**Task details**
Reproduce the records that follow in full, excluding any picture they contain.

**Task inputs**

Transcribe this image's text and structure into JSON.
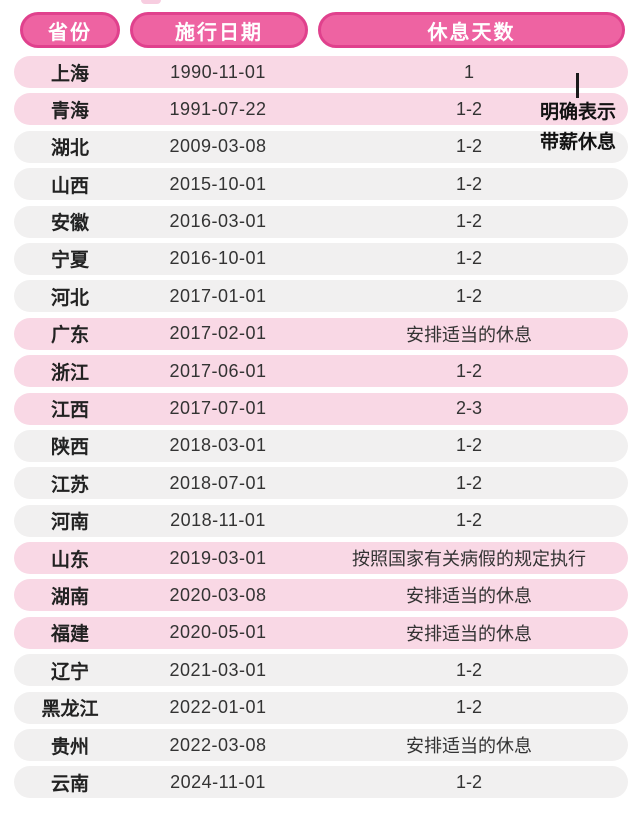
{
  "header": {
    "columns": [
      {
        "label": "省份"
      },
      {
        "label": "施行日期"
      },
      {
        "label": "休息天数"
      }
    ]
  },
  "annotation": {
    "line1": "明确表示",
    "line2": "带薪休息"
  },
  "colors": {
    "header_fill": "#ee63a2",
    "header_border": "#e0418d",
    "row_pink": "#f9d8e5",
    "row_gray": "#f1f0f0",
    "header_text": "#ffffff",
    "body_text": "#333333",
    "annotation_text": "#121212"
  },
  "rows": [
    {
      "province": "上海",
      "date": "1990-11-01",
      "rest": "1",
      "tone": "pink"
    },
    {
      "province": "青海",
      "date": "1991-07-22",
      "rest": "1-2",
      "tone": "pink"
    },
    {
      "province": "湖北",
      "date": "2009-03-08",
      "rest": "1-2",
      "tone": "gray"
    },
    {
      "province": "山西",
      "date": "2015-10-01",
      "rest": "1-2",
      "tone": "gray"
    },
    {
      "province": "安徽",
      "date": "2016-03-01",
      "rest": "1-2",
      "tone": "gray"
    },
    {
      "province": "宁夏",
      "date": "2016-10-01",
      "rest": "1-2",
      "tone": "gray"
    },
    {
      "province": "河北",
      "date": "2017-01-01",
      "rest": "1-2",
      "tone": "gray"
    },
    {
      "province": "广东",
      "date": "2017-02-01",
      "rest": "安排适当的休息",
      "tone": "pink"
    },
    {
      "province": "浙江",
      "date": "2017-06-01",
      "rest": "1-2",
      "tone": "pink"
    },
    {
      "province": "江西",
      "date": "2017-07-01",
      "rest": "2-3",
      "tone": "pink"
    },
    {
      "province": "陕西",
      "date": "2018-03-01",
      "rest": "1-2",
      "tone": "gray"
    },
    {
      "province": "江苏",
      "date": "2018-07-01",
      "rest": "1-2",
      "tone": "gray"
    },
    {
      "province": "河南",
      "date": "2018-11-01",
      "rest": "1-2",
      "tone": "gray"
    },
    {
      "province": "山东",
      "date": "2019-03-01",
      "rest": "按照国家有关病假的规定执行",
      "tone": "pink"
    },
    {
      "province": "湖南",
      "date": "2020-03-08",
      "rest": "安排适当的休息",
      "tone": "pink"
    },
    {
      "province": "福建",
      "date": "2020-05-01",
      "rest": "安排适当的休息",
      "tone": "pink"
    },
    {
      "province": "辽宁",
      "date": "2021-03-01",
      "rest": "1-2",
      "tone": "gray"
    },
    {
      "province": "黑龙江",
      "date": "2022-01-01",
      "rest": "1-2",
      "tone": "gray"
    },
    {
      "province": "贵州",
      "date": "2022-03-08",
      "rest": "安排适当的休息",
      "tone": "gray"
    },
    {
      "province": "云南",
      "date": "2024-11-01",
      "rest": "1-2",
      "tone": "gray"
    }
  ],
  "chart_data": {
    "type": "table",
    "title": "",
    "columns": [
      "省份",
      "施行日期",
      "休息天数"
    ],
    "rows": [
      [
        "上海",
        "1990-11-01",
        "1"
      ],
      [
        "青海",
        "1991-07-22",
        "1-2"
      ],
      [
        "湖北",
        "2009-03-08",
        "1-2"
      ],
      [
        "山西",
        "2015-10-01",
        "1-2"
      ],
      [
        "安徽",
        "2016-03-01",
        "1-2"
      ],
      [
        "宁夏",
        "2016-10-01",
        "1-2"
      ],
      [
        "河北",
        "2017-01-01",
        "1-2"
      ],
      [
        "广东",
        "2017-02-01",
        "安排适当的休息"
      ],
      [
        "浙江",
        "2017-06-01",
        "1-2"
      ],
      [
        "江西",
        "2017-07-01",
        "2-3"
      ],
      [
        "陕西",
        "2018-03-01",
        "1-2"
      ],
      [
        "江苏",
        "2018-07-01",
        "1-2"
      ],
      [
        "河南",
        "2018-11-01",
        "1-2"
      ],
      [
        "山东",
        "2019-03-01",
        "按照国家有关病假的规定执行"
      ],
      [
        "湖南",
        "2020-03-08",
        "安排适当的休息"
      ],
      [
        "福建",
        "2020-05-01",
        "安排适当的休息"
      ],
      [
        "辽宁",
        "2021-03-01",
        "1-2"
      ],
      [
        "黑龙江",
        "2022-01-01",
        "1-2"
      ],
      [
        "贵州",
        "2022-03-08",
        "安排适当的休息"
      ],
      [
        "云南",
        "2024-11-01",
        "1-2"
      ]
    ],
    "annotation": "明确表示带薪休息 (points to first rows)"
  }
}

**Exercise answer**
Transcribe this image's text and structure into JSON.
{
  "header": {
    "columns": [
      {
        "label": "省份"
      },
      {
        "label": "施行日期"
      },
      {
        "label": "休息天数"
      }
    ]
  },
  "annotation": {
    "line1": "明确表示",
    "line2": "带薪休息"
  },
  "colors": {
    "header_fill": "#ee63a2",
    "header_border": "#e0418d",
    "row_pink": "#f9d8e5",
    "row_gray": "#f1f0f0",
    "header_text": "#ffffff",
    "body_text": "#333333",
    "annotation_text": "#121212"
  },
  "rows": [
    {
      "province": "上海",
      "date": "1990-11-01",
      "rest": "1",
      "tone": "pink"
    },
    {
      "province": "青海",
      "date": "1991-07-22",
      "rest": "1-2",
      "tone": "pink"
    },
    {
      "province": "湖北",
      "date": "2009-03-08",
      "rest": "1-2",
      "tone": "gray"
    },
    {
      "province": "山西",
      "date": "2015-10-01",
      "rest": "1-2",
      "tone": "gray"
    },
    {
      "province": "安徽",
      "date": "2016-03-01",
      "rest": "1-2",
      "tone": "gray"
    },
    {
      "province": "宁夏",
      "date": "2016-10-01",
      "rest": "1-2",
      "tone": "gray"
    },
    {
      "province": "河北",
      "date": "2017-01-01",
      "rest": "1-2",
      "tone": "gray"
    },
    {
      "province": "广东",
      "date": "2017-02-01",
      "rest": "安排适当的休息",
      "tone": "pink"
    },
    {
      "province": "浙江",
      "date": "2017-06-01",
      "rest": "1-2",
      "tone": "pink"
    },
    {
      "province": "江西",
      "date": "2017-07-01",
      "rest": "2-3",
      "tone": "pink"
    },
    {
      "province": "陕西",
      "date": "2018-03-01",
      "rest": "1-2",
      "tone": "gray"
    },
    {
      "province": "江苏",
      "date": "2018-07-01",
      "rest": "1-2",
      "tone": "gray"
    },
    {
      "province": "河南",
      "date": "2018-11-01",
      "rest": "1-2",
      "tone": "gray"
    },
    {
      "province": "山东",
      "date": "2019-03-01",
      "rest": "按照国家有关病假的规定执行",
      "tone": "pink"
    },
    {
      "province": "湖南",
      "date": "2020-03-08",
      "rest": "安排适当的休息",
      "tone": "pink"
    },
    {
      "province": "福建",
      "date": "2020-05-01",
      "rest": "安排适当的休息",
      "tone": "pink"
    },
    {
      "province": "辽宁",
      "date": "2021-03-01",
      "rest": "1-2",
      "tone": "gray"
    },
    {
      "province": "黑龙江",
      "date": "2022-01-01",
      "rest": "1-2",
      "tone": "gray"
    },
    {
      "province": "贵州",
      "date": "2022-03-08",
      "rest": "安排适当的休息",
      "tone": "gray"
    },
    {
      "province": "云南",
      "date": "2024-11-01",
      "rest": "1-2",
      "tone": "gray"
    }
  ],
  "chart_data": {
    "type": "table",
    "title": "",
    "columns": [
      "省份",
      "施行日期",
      "休息天数"
    ],
    "rows": [
      [
        "上海",
        "1990-11-01",
        "1"
      ],
      [
        "青海",
        "1991-07-22",
        "1-2"
      ],
      [
        "湖北",
        "2009-03-08",
        "1-2"
      ],
      [
        "山西",
        "2015-10-01",
        "1-2"
      ],
      [
        "安徽",
        "2016-03-01",
        "1-2"
      ],
      [
        "宁夏",
        "2016-10-01",
        "1-2"
      ],
      [
        "河北",
        "2017-01-01",
        "1-2"
      ],
      [
        "广东",
        "2017-02-01",
        "安排适当的休息"
      ],
      [
        "浙江",
        "2017-06-01",
        "1-2"
      ],
      [
        "江西",
        "2017-07-01",
        "2-3"
      ],
      [
        "陕西",
        "2018-03-01",
        "1-2"
      ],
      [
        "江苏",
        "2018-07-01",
        "1-2"
      ],
      [
        "河南",
        "2018-11-01",
        "1-2"
      ],
      [
        "山东",
        "2019-03-01",
        "按照国家有关病假的规定执行"
      ],
      [
        "湖南",
        "2020-03-08",
        "安排适当的休息"
      ],
      [
        "福建",
        "2020-05-01",
        "安排适当的休息"
      ],
      [
        "辽宁",
        "2021-03-01",
        "1-2"
      ],
      [
        "黑龙江",
        "2022-01-01",
        "1-2"
      ],
      [
        "贵州",
        "2022-03-08",
        "安排适当的休息"
      ],
      [
        "云南",
        "2024-11-01",
        "1-2"
      ]
    ],
    "annotation": "明确表示带薪休息 (points to first rows)"
  }
}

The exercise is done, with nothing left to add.